### Task instructions
Each record needs to be echoed exactly; can you do that?

Stored data
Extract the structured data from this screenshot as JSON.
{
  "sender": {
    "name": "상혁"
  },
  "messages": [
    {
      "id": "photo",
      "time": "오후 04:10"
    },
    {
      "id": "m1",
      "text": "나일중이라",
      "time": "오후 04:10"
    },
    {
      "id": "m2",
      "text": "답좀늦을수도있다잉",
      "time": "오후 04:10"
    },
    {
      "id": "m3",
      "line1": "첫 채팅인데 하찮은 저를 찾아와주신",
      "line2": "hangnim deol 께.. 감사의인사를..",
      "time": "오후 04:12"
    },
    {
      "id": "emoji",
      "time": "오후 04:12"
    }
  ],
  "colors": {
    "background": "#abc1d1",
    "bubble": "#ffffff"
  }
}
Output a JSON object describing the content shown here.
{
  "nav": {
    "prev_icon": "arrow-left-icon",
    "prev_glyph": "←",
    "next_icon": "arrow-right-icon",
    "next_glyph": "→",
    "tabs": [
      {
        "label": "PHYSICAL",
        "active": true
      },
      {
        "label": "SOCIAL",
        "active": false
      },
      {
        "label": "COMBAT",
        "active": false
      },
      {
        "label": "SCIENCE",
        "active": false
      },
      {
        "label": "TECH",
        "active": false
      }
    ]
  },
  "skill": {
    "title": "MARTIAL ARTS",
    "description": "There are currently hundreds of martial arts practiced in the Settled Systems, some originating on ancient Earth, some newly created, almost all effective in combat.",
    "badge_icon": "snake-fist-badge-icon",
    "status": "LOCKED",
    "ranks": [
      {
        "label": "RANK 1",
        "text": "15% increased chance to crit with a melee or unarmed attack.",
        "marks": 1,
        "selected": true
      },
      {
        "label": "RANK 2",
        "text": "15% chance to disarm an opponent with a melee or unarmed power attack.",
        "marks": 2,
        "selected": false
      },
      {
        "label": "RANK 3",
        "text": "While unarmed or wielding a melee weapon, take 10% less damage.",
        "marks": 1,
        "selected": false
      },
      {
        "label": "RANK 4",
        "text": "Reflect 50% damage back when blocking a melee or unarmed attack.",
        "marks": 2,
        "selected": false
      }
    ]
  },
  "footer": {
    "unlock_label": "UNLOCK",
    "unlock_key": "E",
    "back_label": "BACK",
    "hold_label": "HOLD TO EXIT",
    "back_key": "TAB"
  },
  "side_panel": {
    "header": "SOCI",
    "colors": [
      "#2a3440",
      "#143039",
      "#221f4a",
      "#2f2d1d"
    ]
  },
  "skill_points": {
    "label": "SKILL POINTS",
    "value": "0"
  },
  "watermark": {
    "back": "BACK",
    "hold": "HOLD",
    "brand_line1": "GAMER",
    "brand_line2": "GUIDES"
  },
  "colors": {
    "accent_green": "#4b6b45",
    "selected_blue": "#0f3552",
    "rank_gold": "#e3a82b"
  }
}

### Output
Extract the structured data from this screenshot as JSON.
{
  "sender": {
    "name": "상혁"
  },
  "messages": [
    {
      "id": "photo",
      "time": "오후 04:10"
    },
    {
      "id": "m1",
      "text": "나일중이라",
      "time": "오후 04:10"
    },
    {
      "id": "m2",
      "text": "답좀늦을수도있다잉",
      "time": "오후 04:10"
    },
    {
      "id": "m3",
      "line1": "첫 채팅인데 하찮은 저를 찾아와주신",
      "line2": "hangnim deol 께.. 감사의인사를..",
      "time": "오후 04:12"
    },
    {
      "id": "emoji",
      "time": "오후 04:12"
    }
  ],
  "colors": {
    "background": "#abc1d1",
    "bubble": "#ffffff"
  }
}
Output a JSON object describing the content shown here.
{
  "nav": {
    "prev_icon": "arrow-left-icon",
    "prev_glyph": "←",
    "next_icon": "arrow-right-icon",
    "next_glyph": "→",
    "tabs": [
      {
        "label": "PHYSICAL",
        "active": true
      },
      {
        "label": "SOCIAL",
        "active": false
      },
      {
        "label": "COMBAT",
        "active": false
      },
      {
        "label": "SCIENCE",
        "active": false
      },
      {
        "label": "TECH",
        "active": false
      }
    ]
  },
  "skill": {
    "title": "MARTIAL ARTS",
    "description": "There are currently hundreds of martial arts practiced in the Settled Systems, some originating on ancient Earth, some newly created, almost all effective in combat.",
    "badge_icon": "snake-fist-badge-icon",
    "status": "LOCKED",
    "ranks": [
      {
        "label": "RANK 1",
        "text": "15% increased chance to crit with a melee or unarmed attack.",
        "marks": 1,
        "selected": true
      },
      {
        "label": "RANK 2",
        "text": "15% chance to disarm an opponent with a melee or unarmed power attack.",
        "marks": 2,
        "selected": false
      },
      {
        "label": "RANK 3",
        "text": "While unarmed or wielding a melee weapon, take 10% less damage.",
        "marks": 1,
        "selected": false
      },
      {
        "label": "RANK 4",
        "text": "Reflect 50% damage back when blocking a melee or unarmed attack.",
        "marks": 2,
        "selected": false
      }
    ]
  },
  "footer": {
    "unlock_label": "UNLOCK",
    "unlock_key": "E",
    "back_label": "BACK",
    "hold_label": "HOLD TO EXIT",
    "back_key": "TAB"
  },
  "side_panel": {
    "header": "SOCI",
    "colors": [
      "#2a3440",
      "#143039",
      "#221f4a",
      "#2f2d1d"
    ]
  },
  "skill_points": {
    "label": "SKILL POINTS",
    "value": "0"
  },
  "watermark": {
    "back": "BACK",
    "hold": "HOLD",
    "brand_line1": "GAMER",
    "brand_line2": "GUIDES"
  },
  "colors": {
    "accent_green": "#4b6b45",
    "selected_blue": "#0f3552",
    "rank_gold": "#e3a82b"
  }
}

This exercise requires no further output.